PROVIDED INFORMATION =
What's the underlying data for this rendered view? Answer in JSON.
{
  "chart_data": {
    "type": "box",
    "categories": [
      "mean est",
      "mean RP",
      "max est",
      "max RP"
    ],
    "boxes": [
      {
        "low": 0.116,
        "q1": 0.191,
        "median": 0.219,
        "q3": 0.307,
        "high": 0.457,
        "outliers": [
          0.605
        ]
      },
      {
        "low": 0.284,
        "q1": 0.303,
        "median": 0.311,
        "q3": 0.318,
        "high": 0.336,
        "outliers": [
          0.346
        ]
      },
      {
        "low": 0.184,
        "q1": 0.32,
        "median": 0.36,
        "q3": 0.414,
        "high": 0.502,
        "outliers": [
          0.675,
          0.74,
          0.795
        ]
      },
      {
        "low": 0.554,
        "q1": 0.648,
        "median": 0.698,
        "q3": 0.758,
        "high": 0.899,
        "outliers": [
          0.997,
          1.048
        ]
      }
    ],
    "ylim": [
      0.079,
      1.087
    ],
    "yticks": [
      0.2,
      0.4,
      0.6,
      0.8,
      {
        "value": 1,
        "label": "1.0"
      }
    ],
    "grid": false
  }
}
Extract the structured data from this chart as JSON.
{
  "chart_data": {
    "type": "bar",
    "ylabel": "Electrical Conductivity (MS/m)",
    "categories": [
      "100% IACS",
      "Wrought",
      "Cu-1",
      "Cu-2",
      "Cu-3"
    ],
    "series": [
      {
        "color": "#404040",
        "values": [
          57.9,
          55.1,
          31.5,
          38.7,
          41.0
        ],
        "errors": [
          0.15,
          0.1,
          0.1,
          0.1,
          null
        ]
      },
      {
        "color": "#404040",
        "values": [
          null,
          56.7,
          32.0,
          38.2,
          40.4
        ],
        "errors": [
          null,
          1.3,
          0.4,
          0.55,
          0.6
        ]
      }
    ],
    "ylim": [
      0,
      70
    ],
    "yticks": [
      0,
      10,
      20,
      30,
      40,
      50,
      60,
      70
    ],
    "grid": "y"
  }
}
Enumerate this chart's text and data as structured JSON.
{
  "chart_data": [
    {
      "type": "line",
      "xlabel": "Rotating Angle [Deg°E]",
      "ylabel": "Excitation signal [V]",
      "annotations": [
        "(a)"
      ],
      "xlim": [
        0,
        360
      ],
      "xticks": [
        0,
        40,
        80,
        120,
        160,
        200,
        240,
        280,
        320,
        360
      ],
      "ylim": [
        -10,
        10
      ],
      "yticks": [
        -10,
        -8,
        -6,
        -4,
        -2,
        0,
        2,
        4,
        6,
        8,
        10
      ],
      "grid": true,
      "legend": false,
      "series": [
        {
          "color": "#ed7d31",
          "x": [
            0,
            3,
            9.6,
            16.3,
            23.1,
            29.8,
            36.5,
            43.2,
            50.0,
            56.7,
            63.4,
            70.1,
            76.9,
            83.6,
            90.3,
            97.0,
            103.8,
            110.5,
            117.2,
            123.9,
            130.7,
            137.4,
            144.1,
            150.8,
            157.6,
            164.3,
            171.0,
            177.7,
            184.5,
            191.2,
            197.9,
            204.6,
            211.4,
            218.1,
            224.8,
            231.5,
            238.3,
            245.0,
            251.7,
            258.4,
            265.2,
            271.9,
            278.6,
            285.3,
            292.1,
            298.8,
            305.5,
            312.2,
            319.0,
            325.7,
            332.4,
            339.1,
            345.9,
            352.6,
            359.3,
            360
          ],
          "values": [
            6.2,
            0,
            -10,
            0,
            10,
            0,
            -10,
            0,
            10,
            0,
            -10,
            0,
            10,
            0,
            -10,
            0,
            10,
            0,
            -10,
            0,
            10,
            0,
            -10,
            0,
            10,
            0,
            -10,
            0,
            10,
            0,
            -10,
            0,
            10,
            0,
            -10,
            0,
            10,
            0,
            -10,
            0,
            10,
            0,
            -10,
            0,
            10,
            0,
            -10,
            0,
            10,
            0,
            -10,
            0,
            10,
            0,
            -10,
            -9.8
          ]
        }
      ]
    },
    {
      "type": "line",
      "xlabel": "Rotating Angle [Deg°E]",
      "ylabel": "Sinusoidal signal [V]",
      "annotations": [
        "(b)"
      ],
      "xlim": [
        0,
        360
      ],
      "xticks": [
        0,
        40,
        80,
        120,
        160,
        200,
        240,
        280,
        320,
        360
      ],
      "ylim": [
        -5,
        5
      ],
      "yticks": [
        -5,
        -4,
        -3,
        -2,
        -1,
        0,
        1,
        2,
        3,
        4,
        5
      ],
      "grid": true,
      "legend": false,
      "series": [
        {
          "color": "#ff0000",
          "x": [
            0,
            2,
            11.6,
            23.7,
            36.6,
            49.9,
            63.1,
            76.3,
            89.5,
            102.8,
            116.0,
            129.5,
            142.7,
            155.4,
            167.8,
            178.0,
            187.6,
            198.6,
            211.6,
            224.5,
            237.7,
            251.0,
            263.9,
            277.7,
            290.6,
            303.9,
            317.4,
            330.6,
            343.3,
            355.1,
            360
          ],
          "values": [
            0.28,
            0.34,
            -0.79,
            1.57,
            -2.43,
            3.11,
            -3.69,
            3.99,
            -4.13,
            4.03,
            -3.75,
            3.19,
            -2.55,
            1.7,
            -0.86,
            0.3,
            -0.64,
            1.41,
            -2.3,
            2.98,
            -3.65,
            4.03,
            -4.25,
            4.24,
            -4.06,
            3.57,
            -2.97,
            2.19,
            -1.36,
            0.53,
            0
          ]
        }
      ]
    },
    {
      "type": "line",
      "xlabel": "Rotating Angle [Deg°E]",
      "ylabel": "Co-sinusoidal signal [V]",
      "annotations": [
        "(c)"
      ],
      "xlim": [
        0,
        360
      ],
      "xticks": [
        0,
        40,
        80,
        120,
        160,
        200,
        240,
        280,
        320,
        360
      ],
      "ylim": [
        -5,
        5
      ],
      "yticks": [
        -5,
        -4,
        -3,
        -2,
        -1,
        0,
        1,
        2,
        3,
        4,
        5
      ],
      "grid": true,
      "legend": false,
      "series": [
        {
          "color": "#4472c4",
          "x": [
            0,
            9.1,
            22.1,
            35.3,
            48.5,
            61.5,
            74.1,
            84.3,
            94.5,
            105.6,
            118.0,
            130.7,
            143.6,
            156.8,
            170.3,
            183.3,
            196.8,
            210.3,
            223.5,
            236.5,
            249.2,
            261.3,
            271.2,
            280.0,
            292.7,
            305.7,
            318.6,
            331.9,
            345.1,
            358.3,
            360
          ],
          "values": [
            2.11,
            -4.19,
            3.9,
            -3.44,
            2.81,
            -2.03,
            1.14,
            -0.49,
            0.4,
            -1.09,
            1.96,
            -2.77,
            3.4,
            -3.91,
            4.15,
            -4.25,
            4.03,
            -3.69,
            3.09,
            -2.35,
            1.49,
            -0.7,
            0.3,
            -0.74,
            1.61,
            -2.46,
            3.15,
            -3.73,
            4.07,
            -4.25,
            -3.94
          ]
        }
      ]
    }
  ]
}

PROBLEM DESCRIPTION =
Extract all of the data shown above without alteration.

RESULT =
What's the underlying data for this rendered view? Answer in JSON.
{
  "chart_data": {
    "type": "box",
    "categories": [
      "mean est",
      "mean RP",
      "max est",
      "max RP"
    ],
    "boxes": [
      {
        "low": 0.116,
        "q1": 0.191,
        "median": 0.219,
        "q3": 0.307,
        "high": 0.457,
        "outliers": [
          0.605
        ]
      },
      {
        "low": 0.284,
        "q1": 0.303,
        "median": 0.311,
        "q3": 0.318,
        "high": 0.336,
        "outliers": [
          0.346
        ]
      },
      {
        "low": 0.184,
        "q1": 0.32,
        "median": 0.36,
        "q3": 0.414,
        "high": 0.502,
        "outliers": [
          0.675,
          0.74,
          0.795
        ]
      },
      {
        "low": 0.554,
        "q1": 0.648,
        "median": 0.698,
        "q3": 0.758,
        "high": 0.899,
        "outliers": [
          0.997,
          1.048
        ]
      }
    ],
    "ylim": [
      0.079,
      1.087
    ],
    "yticks": [
      0.2,
      0.4,
      0.6,
      0.8,
      {
        "value": 1,
        "label": "1.0"
      }
    ],
    "grid": false
  }
}
Extract the structured data from this chart as JSON.
{
  "chart_data": {
    "type": "bar",
    "ylabel": "Electrical Conductivity (MS/m)",
    "categories": [
      "100% IACS",
      "Wrought",
      "Cu-1",
      "Cu-2",
      "Cu-3"
    ],
    "series": [
      {
        "color": "#404040",
        "values": [
          57.9,
          55.1,
          31.5,
          38.7,
          41.0
        ],
        "errors": [
          0.15,
          0.1,
          0.1,
          0.1,
          null
        ]
      },
      {
        "color": "#404040",
        "values": [
          null,
          56.7,
          32.0,
          38.2,
          40.4
        ],
        "errors": [
          null,
          1.3,
          0.4,
          0.55,
          0.6
        ]
      }
    ],
    "ylim": [
      0,
      70
    ],
    "yticks": [
      0,
      10,
      20,
      30,
      40,
      50,
      60,
      70
    ],
    "grid": "y"
  }
}
Enumerate this chart's text and data as structured JSON.
{
  "chart_data": [
    {
      "type": "line",
      "xlabel": "Rotating Angle [Deg°E]",
      "ylabel": "Excitation signal [V]",
      "annotations": [
        "(a)"
      ],
      "xlim": [
        0,
        360
      ],
      "xticks": [
        0,
        40,
        80,
        120,
        160,
        200,
        240,
        280,
        320,
        360
      ],
      "ylim": [
        -10,
        10
      ],
      "yticks": [
        -10,
        -8,
        -6,
        -4,
        -2,
        0,
        2,
        4,
        6,
        8,
        10
      ],
      "grid": true,
      "legend": false,
      "series": [
        {
          "color": "#ed7d31",
          "x": [
            0,
            3,
            9.6,
            16.3,
            23.1,
            29.8,
            36.5,
            43.2,
            50.0,
            56.7,
            63.4,
            70.1,
            76.9,
            83.6,
            90.3,
            97.0,
            103.8,
            110.5,
            117.2,
            123.9,
            130.7,
            137.4,
            144.1,
            150.8,
            157.6,
            164.3,
            171.0,
            177.7,
            184.5,
            191.2,
            197.9,
            204.6,
            211.4,
            218.1,
            224.8,
            231.5,
            238.3,
            245.0,
            251.7,
            258.4,
            265.2,
            271.9,
            278.6,
            285.3,
            292.1,
            298.8,
            305.5,
            312.2,
            319.0,
            325.7,
            332.4,
            339.1,
            345.9,
            352.6,
            359.3,
            360
          ],
          "values": [
            6.2,
            0,
            -10,
            0,
            10,
            0,
            -10,
            0,
            10,
            0,
            -10,
            0,
            10,
            0,
            -10,
            0,
            10,
            0,
            -10,
            0,
            10,
            0,
            -10,
            0,
            10,
            0,
            -10,
            0,
            10,
            0,
            -10,
            0,
            10,
            0,
            -10,
            0,
            10,
            0,
            -10,
            0,
            10,
            0,
            -10,
            0,
            10,
            0,
            -10,
            0,
            10,
            0,
            -10,
            0,
            10,
            0,
            -10,
            -9.8
          ]
        }
      ]
    },
    {
      "type": "line",
      "xlabel": "Rotating Angle [Deg°E]",
      "ylabel": "Sinusoidal signal [V]",
      "annotations": [
        "(b)"
      ],
      "xlim": [
        0,
        360
      ],
      "xticks": [
        0,
        40,
        80,
        120,
        160,
        200,
        240,
        280,
        320,
        360
      ],
      "ylim": [
        -5,
        5
      ],
      "yticks": [
        -5,
        -4,
        -3,
        -2,
        -1,
        0,
        1,
        2,
        3,
        4,
        5
      ],
      "grid": true,
      "legend": false,
      "series": [
        {
          "color": "#ff0000",
          "x": [
            0,
            2,
            11.6,
            23.7,
            36.6,
            49.9,
            63.1,
            76.3,
            89.5,
            102.8,
            116.0,
            129.5,
            142.7,
            155.4,
            167.8,
            178.0,
            187.6,
            198.6,
            211.6,
            224.5,
            237.7,
            251.0,
            263.9,
            277.7,
            290.6,
            303.9,
            317.4,
            330.6,
            343.3,
            355.1,
            360
          ],
          "values": [
            0.28,
            0.34,
            -0.79,
            1.57,
            -2.43,
            3.11,
            -3.69,
            3.99,
            -4.13,
            4.03,
            -3.75,
            3.19,
            -2.55,
            1.7,
            -0.86,
            0.3,
            -0.64,
            1.41,
            -2.3,
            2.98,
            -3.65,
            4.03,
            -4.25,
            4.24,
            -4.06,
            3.57,
            -2.97,
            2.19,
            -1.36,
            0.53,
            0
          ]
        }
      ]
    },
    {
      "type": "line",
      "xlabel": "Rotating Angle [Deg°E]",
      "ylabel": "Co-sinusoidal signal [V]",
      "annotations": [
        "(c)"
      ],
      "xlim": [
        0,
        360
      ],
      "xticks": [
        0,
        40,
        80,
        120,
        160,
        200,
        240,
        280,
        320,
        360
      ],
      "ylim": [
        -5,
        5
      ],
      "yticks": [
        -5,
        -4,
        -3,
        -2,
        -1,
        0,
        1,
        2,
        3,
        4,
        5
      ],
      "grid": true,
      "legend": false,
      "series": [
        {
          "color": "#4472c4",
          "x": [
            0,
            9.1,
            22.1,
            35.3,
            48.5,
            61.5,
            74.1,
            84.3,
            94.5,
            105.6,
            118.0,
            130.7,
            143.6,
            156.8,
            170.3,
            183.3,
            196.8,
            210.3,
            223.5,
            236.5,
            249.2,
            261.3,
            271.2,
            280.0,
            292.7,
            305.7,
            318.6,
            331.9,
            345.1,
            358.3,
            360
          ],
          "values": [
            2.11,
            -4.19,
            3.9,
            -3.44,
            2.81,
            -2.03,
            1.14,
            -0.49,
            0.4,
            -1.09,
            1.96,
            -2.77,
            3.4,
            -3.91,
            4.15,
            -4.25,
            4.03,
            -3.69,
            3.09,
            -2.35,
            1.49,
            -0.7,
            0.3,
            -0.74,
            1.61,
            -2.46,
            3.15,
            -3.73,
            4.07,
            -4.25,
            -3.94
          ]
        }
      ]
    }
  ]
}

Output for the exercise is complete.